(Stored records)
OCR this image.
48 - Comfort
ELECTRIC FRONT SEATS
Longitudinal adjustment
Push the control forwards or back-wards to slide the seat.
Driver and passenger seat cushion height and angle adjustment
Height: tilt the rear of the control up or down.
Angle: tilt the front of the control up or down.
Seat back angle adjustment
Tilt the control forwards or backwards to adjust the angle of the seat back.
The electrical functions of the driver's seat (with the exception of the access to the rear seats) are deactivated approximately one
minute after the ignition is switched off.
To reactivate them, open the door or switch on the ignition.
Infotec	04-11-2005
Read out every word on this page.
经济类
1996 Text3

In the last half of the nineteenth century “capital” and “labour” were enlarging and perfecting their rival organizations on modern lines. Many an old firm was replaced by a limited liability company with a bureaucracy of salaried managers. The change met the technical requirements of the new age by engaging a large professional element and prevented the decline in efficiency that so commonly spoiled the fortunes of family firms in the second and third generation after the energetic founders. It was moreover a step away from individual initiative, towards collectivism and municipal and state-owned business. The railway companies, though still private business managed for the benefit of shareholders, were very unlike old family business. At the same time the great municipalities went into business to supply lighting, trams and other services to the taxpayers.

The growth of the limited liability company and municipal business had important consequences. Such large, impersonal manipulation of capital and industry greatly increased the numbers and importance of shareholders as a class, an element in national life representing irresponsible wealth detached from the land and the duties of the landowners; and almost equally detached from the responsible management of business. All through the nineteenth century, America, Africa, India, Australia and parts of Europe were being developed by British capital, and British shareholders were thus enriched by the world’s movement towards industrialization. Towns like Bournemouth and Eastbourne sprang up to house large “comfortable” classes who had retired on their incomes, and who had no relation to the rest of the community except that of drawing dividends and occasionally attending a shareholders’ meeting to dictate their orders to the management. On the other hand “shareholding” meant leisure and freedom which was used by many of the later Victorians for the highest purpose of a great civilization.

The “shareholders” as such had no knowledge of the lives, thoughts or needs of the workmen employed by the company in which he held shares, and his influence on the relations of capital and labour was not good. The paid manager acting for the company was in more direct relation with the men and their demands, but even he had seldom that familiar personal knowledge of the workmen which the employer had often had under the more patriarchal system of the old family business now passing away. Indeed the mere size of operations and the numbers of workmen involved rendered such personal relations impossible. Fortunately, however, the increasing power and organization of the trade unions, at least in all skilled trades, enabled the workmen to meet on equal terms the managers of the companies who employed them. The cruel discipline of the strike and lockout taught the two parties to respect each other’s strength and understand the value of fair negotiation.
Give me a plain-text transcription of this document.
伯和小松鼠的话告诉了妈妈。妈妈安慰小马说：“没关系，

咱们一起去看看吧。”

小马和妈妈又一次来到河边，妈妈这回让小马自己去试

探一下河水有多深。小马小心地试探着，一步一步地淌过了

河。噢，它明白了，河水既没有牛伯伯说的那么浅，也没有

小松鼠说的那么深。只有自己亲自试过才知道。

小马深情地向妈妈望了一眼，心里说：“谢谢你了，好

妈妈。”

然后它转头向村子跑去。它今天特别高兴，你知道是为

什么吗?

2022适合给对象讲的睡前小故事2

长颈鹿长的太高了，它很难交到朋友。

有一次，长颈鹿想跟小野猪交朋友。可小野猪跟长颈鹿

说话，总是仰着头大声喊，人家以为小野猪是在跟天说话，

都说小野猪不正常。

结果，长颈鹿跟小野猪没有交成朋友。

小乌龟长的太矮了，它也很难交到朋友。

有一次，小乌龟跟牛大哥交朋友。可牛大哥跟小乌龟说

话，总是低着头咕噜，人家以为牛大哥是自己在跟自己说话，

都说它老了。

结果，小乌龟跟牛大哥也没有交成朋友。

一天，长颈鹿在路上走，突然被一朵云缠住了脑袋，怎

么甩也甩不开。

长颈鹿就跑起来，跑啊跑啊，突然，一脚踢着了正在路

-- BRIEF --
Wherever a line in the data above holds "rear", copy that line.

-- WRITTEN ANSWER --
Height: tilt the rear of the control up or down.
The electrical functions of the driver's seat (with the exception of the access to the rear seats) are deactivated approximately one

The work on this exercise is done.